◆ **REQUEST**
Gather, from the listing beneath this task, every line holding the string "JSON".

= = =

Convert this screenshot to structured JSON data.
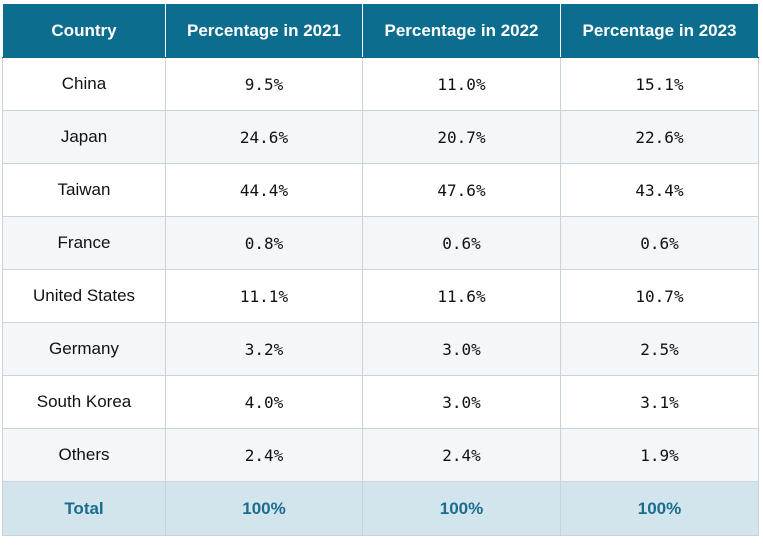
{
  "table": {
    "headers": [
      "Country",
      "Percentage in 2021",
      "Percentage in 2022",
      "Percentage in 2023"
    ],
    "rows": [
      {
        "country": "China",
        "p2021": "9.5%",
        "p2022": "11.0%",
        "p2023": "15.1%"
      },
      {
        "country": "Japan",
        "p2021": "24.6%",
        "p2022": "20.7%",
        "p2023": "22.6%"
      },
      {
        "country": "Taiwan",
        "p2021": "44.4%",
        "p2022": "47.6%",
        "p2023": "43.4%"
      },
      {
        "country": "France",
        "p2021": "0.8%",
        "p2022": "0.6%",
        "p2023": "0.6%"
      },
      {
        "country": "United States",
        "p2021": "11.1%",
        "p2022": "11.6%",
        "p2023": "10.7%"
      },
      {
        "country": "Germany",
        "p2021": "3.2%",
        "p2022": "3.0%",
        "p2023": "2.5%"
      },
      {
        "country": "South Korea",
        "p2021": "4.0%",
        "p2022": "3.0%",
        "p2023": "3.1%"
      },
      {
        "country": "Others",
        "p2021": "2.4%",
        "p2022": "2.4%",
        "p2023": "1.9%"
      }
    ],
    "total": {
      "label": "Total",
      "p2021": "100%",
      "p2022": "100%",
      "p2023": "100%"
    }
  },
  "colors": {
    "header_bg": "#0d6d8e",
    "header_text": "#ffffff",
    "total_bg": "#d3e5ec",
    "total_text": "#1a6d8e",
    "alt_row_bg": "#f3f7f9",
    "border": "#c9d3d8"
  }
}
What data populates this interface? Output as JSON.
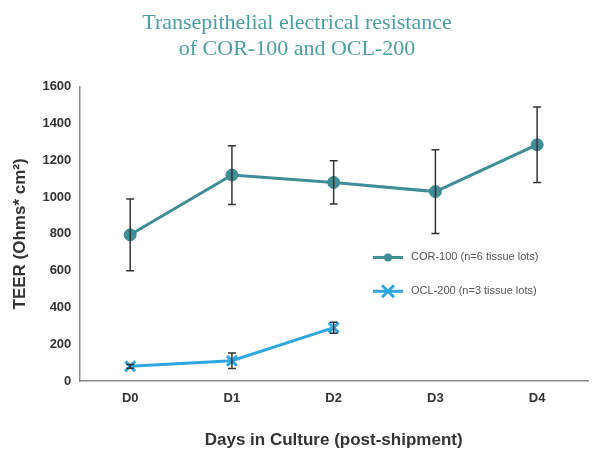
{
  "chart_data": {
    "type": "line",
    "title": [
      "Transepithelial electrical resistance",
      "of COR-100 and OCL-200"
    ],
    "x_label": "Days in Culture (post-shipment)",
    "y_label": "TEER (Ohms* cm²)",
    "categories": [
      "D0",
      "D1",
      "D2",
      "D3",
      "D4"
    ],
    "series": [
      {
        "name": "COR-100 (n=6 tissue lots)",
        "color": "#3f8d96",
        "marker": "circle",
        "line_style": "solid",
        "values": [
          795,
          1120,
          1080,
          1030,
          1285
        ],
        "errors": [
          195,
          160,
          118,
          228,
          205
        ]
      },
      {
        "name": "OCL-200 (n=3 tissue lots)",
        "color": "#2ea6e0",
        "marker": "cross",
        "line_style": "solid",
        "values": [
          80,
          110,
          290,
          null,
          null
        ],
        "errors": [
          10,
          42,
          30,
          null,
          null
        ]
      }
    ],
    "ylim": [
      0,
      1600
    ],
    "yticks": [
      0,
      200,
      400,
      600,
      800,
      1000,
      1200,
      1400,
      1600
    ],
    "grid": false,
    "legend": "right"
  }
}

= = =

◆ **RESPONSE**
Convert this screenshot to structured JSON data.
What data populates this interface? Output as JSON.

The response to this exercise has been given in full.